→ Task brief
Extract each line of the material that follows exactly and omit its pictures.

____

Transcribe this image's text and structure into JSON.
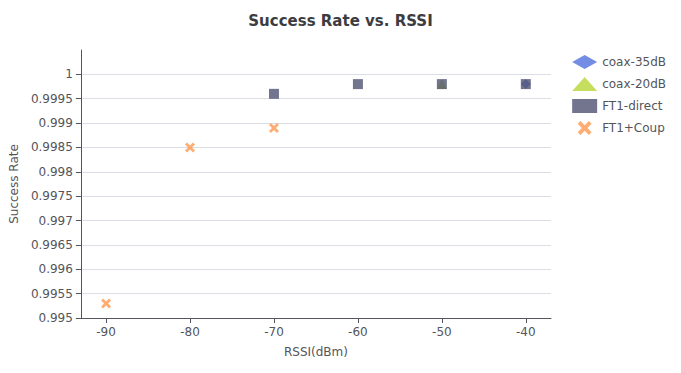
{
  "chart_data": {
    "type": "scatter",
    "title": "Success Rate vs. RSSI",
    "xlabel": "RSSI(dBm)",
    "ylabel": "Success Rate",
    "xlim": [
      -93,
      -37
    ],
    "ylim": [
      0.995,
      1.0005
    ],
    "xticks": [
      -90,
      -80,
      -70,
      -60,
      -50,
      -40
    ],
    "yticks": [
      0.995,
      0.9955,
      0.996,
      0.9965,
      0.997,
      0.9975,
      0.998,
      0.9985,
      0.999,
      0.9995,
      1
    ],
    "grid": "y",
    "legend": "right",
    "series": [
      {
        "name": "coax-35dB",
        "marker": "diamond",
        "x": [
          -40
        ],
        "values": [
          0.9998
        ]
      },
      {
        "name": "coax-20dB",
        "marker": "triangle",
        "x": [
          -50
        ],
        "values": [
          0.9998
        ]
      },
      {
        "name": "FT1-direct",
        "marker": "square",
        "x": [
          -70,
          -60,
          -50,
          -40
        ],
        "values": [
          0.9996,
          0.9998,
          0.9998,
          0.9998
        ]
      },
      {
        "name": "FT1+Coup",
        "marker": "x",
        "x": [
          -90,
          -80,
          -70
        ],
        "values": [
          0.9953,
          0.9985,
          0.9989
        ]
      }
    ]
  }
}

____

→ Solution
Transcribe this image's text and structure into JSON.
{
  "chart_data": {
    "type": "scatter",
    "title": "Success Rate vs. RSSI",
    "xlabel": "RSSI(dBm)",
    "ylabel": "Success Rate",
    "xlim": [
      -93,
      -37
    ],
    "ylim": [
      0.995,
      1.0005
    ],
    "xticks": [
      -90,
      -80,
      -70,
      -60,
      -50,
      -40
    ],
    "yticks": [
      0.995,
      0.9955,
      0.996,
      0.9965,
      0.997,
      0.9975,
      0.998,
      0.9985,
      0.999,
      0.9995,
      1
    ],
    "grid": "y",
    "legend": "right",
    "series": [
      {
        "name": "coax-35dB",
        "marker": "diamond",
        "x": [
          -40
        ],
        "values": [
          0.9998
        ]
      },
      {
        "name": "coax-20dB",
        "marker": "triangle",
        "x": [
          -50
        ],
        "values": [
          0.9998
        ]
      },
      {
        "name": "FT1-direct",
        "marker": "square",
        "x": [
          -70,
          -60,
          -50,
          -40
        ],
        "values": [
          0.9996,
          0.9998,
          0.9998,
          0.9998
        ]
      },
      {
        "name": "FT1+Coup",
        "marker": "x",
        "x": [
          -90,
          -80,
          -70
        ],
        "values": [
          0.9953,
          0.9985,
          0.9989
        ]
      }
    ]
  }
}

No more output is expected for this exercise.